■ GOAL
Among the entries below, find how many lines carry the word "dida" and state only that figure.

##############################

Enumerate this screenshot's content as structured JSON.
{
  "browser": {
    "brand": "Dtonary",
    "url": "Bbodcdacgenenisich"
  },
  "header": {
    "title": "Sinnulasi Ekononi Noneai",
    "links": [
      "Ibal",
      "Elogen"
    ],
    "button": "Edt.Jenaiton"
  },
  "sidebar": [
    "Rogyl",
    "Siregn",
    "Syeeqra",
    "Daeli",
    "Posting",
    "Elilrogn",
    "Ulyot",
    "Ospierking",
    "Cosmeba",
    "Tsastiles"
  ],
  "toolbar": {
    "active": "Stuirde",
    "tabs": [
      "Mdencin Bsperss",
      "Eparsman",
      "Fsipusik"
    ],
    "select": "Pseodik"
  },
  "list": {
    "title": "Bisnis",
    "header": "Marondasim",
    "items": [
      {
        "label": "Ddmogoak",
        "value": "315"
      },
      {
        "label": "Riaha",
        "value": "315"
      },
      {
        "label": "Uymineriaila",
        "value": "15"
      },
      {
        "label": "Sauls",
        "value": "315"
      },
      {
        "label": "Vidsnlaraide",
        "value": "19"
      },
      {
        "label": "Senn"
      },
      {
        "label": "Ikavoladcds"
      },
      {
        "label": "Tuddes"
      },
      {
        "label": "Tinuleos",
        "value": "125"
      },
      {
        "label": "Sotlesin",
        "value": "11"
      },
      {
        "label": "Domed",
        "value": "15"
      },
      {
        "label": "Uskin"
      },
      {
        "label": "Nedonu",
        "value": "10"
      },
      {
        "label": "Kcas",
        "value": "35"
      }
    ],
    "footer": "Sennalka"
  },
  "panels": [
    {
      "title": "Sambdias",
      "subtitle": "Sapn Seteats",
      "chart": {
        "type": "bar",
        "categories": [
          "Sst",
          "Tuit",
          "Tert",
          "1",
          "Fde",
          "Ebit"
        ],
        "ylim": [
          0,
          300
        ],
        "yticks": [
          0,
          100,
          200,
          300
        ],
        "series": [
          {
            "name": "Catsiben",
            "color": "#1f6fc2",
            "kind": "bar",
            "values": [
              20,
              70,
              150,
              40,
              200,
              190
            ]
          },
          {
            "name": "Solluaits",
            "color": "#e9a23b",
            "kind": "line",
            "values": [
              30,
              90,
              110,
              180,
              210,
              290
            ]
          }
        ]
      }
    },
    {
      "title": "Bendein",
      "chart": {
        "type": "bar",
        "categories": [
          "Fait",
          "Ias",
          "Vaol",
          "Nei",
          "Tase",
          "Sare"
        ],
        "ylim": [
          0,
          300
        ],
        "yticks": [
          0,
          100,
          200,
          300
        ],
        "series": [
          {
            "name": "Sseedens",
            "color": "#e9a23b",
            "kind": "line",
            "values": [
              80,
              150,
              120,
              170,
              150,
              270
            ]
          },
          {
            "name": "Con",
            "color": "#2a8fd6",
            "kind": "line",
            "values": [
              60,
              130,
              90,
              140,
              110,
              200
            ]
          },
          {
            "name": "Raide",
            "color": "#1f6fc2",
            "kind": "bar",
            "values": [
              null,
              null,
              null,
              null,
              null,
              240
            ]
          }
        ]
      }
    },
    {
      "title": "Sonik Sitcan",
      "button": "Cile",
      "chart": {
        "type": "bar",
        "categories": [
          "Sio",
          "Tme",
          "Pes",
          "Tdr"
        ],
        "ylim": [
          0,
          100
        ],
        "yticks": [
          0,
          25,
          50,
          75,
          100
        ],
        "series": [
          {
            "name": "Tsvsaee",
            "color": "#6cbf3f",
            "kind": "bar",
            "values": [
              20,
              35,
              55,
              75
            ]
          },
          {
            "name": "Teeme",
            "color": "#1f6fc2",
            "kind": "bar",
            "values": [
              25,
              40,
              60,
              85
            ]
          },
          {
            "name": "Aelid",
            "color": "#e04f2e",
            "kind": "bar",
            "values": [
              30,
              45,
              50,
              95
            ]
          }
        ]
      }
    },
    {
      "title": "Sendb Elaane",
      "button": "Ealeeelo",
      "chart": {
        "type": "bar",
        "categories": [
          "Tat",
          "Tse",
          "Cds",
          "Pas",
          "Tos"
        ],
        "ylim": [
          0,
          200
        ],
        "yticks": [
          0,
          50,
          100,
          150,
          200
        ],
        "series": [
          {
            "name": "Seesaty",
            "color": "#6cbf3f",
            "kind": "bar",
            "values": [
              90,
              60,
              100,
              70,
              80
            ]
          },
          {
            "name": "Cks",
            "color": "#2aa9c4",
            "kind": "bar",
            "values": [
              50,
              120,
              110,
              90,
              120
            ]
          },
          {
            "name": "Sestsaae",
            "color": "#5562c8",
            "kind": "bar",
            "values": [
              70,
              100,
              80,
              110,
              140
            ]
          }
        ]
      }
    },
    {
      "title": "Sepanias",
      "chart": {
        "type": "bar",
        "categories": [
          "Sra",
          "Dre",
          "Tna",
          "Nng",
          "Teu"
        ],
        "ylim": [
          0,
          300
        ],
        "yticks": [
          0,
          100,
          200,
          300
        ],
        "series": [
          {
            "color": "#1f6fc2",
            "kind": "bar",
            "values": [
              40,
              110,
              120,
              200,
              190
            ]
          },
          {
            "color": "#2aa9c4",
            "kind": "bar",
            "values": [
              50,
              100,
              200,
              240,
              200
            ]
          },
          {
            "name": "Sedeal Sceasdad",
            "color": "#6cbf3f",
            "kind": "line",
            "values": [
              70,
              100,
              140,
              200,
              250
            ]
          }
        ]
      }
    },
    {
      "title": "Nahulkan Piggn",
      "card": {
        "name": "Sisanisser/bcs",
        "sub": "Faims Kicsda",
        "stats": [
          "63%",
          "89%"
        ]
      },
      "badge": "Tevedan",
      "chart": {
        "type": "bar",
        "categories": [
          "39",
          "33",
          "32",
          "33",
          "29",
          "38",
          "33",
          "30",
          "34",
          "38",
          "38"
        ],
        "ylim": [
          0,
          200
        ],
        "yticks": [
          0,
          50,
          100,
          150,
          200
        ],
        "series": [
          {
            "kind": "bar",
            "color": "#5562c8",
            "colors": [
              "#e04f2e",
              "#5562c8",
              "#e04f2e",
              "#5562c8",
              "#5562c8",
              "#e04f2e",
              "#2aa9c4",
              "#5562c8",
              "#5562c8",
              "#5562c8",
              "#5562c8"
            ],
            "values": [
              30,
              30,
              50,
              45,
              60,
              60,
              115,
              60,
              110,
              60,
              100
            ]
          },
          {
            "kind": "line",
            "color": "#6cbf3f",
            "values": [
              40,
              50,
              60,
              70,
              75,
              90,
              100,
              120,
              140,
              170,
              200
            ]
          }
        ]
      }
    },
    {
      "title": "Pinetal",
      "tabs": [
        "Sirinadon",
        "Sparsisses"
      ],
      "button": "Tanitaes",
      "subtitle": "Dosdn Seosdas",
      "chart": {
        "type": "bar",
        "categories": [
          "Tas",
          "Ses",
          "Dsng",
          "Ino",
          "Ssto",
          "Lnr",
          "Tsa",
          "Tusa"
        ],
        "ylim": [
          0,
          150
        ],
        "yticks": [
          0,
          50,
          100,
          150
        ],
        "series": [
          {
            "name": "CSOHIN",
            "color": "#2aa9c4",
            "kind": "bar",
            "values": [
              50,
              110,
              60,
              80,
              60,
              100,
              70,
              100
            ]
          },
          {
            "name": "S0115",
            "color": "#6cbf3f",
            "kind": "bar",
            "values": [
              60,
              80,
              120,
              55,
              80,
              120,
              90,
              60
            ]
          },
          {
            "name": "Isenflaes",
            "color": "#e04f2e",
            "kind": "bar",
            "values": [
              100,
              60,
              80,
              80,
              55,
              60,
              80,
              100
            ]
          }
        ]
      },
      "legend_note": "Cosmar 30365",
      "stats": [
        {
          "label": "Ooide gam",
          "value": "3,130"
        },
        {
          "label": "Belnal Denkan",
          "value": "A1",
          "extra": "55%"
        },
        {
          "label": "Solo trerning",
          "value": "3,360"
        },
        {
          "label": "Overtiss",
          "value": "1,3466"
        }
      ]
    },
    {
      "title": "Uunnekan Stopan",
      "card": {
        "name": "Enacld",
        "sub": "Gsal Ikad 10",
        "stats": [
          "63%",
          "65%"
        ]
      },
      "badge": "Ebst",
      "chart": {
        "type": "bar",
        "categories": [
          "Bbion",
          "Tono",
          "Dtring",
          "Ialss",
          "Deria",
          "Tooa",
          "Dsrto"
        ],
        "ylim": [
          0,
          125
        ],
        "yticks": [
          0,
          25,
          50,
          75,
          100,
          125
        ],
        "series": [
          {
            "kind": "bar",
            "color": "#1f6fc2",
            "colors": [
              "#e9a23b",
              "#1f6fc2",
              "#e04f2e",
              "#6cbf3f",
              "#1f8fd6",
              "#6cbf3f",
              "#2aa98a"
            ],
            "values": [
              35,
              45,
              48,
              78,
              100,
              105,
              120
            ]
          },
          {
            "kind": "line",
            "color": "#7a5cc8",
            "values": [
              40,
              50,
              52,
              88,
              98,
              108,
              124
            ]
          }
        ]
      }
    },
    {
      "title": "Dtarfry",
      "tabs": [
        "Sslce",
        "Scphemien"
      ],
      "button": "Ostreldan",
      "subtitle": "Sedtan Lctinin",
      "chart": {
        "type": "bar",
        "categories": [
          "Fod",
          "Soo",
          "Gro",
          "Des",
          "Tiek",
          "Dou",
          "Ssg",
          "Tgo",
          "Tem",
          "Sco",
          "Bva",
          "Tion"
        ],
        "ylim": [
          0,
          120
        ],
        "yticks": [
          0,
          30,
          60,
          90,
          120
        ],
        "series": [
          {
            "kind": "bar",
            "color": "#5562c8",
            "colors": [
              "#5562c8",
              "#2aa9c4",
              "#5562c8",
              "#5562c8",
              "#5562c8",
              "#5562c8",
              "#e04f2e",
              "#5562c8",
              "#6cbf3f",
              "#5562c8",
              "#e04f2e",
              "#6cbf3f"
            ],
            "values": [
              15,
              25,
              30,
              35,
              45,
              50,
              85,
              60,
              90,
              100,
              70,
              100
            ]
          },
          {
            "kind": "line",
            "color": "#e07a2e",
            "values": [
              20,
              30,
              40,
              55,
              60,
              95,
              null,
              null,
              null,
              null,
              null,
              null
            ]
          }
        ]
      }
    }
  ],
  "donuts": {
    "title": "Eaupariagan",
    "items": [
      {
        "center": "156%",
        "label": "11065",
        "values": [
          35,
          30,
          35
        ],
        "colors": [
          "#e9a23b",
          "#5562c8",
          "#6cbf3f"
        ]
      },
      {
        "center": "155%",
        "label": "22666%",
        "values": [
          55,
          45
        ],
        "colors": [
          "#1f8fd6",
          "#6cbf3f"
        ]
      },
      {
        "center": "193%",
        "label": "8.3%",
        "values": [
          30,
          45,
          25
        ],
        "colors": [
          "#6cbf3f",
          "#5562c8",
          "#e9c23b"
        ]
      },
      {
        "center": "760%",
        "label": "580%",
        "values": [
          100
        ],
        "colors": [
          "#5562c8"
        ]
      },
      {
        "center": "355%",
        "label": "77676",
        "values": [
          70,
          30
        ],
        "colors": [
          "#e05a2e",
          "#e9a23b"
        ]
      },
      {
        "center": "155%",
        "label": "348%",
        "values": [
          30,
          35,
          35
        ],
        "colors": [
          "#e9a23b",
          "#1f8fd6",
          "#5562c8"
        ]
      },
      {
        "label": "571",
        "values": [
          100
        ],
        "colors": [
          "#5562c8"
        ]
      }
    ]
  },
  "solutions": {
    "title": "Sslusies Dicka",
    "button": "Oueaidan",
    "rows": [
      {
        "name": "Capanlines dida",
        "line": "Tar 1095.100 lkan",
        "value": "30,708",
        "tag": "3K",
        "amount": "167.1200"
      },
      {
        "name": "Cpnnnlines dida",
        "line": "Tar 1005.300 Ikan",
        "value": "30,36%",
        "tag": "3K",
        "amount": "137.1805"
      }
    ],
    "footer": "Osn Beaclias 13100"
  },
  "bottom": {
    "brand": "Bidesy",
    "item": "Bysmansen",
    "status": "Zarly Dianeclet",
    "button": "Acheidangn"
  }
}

##############################

■ ANSWER
2